• YOUR INSTRUCTIONS: Each entry must be reproduced precisely as it stands.

• PROVIDED INFORMATION:
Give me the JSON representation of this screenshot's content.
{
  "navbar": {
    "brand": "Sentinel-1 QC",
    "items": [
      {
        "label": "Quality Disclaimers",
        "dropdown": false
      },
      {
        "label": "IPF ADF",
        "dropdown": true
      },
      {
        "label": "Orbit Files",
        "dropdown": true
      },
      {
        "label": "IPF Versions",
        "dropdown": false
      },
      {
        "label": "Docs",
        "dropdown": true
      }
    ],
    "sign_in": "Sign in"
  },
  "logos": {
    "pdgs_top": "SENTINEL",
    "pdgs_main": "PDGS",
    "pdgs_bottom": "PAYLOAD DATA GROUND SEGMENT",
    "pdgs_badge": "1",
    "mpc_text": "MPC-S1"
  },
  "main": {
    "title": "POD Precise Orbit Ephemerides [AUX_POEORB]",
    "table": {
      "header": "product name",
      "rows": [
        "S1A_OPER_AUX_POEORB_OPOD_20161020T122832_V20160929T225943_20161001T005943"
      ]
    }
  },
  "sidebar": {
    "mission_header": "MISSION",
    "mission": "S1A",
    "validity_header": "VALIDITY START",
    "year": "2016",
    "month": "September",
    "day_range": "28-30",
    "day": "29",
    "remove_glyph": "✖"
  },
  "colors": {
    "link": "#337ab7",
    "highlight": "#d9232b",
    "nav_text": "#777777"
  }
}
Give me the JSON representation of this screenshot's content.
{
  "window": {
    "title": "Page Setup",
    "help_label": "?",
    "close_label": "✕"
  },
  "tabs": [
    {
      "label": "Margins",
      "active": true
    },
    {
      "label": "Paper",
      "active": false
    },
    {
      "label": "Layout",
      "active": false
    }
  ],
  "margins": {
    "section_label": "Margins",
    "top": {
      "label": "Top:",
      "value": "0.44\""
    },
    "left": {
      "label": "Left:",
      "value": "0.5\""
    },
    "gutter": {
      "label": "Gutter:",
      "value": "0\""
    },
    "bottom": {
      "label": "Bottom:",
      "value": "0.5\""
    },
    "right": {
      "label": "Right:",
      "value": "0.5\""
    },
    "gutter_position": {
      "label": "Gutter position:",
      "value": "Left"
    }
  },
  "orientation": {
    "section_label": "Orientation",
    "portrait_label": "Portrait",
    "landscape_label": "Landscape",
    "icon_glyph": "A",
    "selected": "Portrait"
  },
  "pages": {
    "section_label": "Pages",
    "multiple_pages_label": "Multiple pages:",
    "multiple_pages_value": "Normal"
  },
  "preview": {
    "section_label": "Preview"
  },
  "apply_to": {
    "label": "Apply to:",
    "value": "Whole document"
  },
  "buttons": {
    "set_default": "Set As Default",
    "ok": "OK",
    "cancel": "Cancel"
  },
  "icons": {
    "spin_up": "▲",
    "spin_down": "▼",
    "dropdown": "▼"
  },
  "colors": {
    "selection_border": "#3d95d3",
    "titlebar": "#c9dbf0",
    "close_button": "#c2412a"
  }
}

• RESPONSE BELOW:
Give me the JSON representation of this screenshot's content.
{
  "navbar": {
    "brand": "Sentinel-1 QC",
    "items": [
      {
        "label": "Quality Disclaimers",
        "dropdown": false
      },
      {
        "label": "IPF ADF",
        "dropdown": true
      },
      {
        "label": "Orbit Files",
        "dropdown": true
      },
      {
        "label": "IPF Versions",
        "dropdown": false
      },
      {
        "label": "Docs",
        "dropdown": true
      }
    ],
    "sign_in": "Sign in"
  },
  "logos": {
    "pdgs_top": "SENTINEL",
    "pdgs_main": "PDGS",
    "pdgs_bottom": "PAYLOAD DATA GROUND SEGMENT",
    "pdgs_badge": "1",
    "mpc_text": "MPC-S1"
  },
  "main": {
    "title": "POD Precise Orbit Ephemerides [AUX_POEORB]",
    "table": {
      "header": "product name",
      "rows": [
        "S1A_OPER_AUX_POEORB_OPOD_20161020T122832_V20160929T225943_20161001T005943"
      ]
    }
  },
  "sidebar": {
    "mission_header": "MISSION",
    "mission": "S1A",
    "validity_header": "VALIDITY START",
    "year": "2016",
    "month": "September",
    "day_range": "28-30",
    "day": "29",
    "remove_glyph": "✖"
  },
  "colors": {
    "link": "#337ab7",
    "highlight": "#d9232b",
    "nav_text": "#777777"
  }
}
Give me the JSON representation of this screenshot's content.
{
  "window": {
    "title": "Page Setup",
    "help_label": "?",
    "close_label": "✕"
  },
  "tabs": [
    {
      "label": "Margins",
      "active": true
    },
    {
      "label": "Paper",
      "active": false
    },
    {
      "label": "Layout",
      "active": false
    }
  ],
  "margins": {
    "section_label": "Margins",
    "top": {
      "label": "Top:",
      "value": "0.44\""
    },
    "left": {
      "label": "Left:",
      "value": "0.5\""
    },
    "gutter": {
      "label": "Gutter:",
      "value": "0\""
    },
    "bottom": {
      "label": "Bottom:",
      "value": "0.5\""
    },
    "right": {
      "label": "Right:",
      "value": "0.5\""
    },
    "gutter_position": {
      "label": "Gutter position:",
      "value": "Left"
    }
  },
  "orientation": {
    "section_label": "Orientation",
    "portrait_label": "Portrait",
    "landscape_label": "Landscape",
    "icon_glyph": "A",
    "selected": "Portrait"
  },
  "pages": {
    "section_label": "Pages",
    "multiple_pages_label": "Multiple pages:",
    "multiple_pages_value": "Normal"
  },
  "preview": {
    "section_label": "Preview"
  },
  "apply_to": {
    "label": "Apply to:",
    "value": "Whole document"
  },
  "buttons": {
    "set_default": "Set As Default",
    "ok": "OK",
    "cancel": "Cancel"
  },
  "icons": {
    "spin_up": "▲",
    "spin_down": "▼",
    "dropdown": "▼"
  },
  "colors": {
    "selection_border": "#3d95d3",
    "titlebar": "#c9dbf0",
    "close_button": "#c2412a"
  }
}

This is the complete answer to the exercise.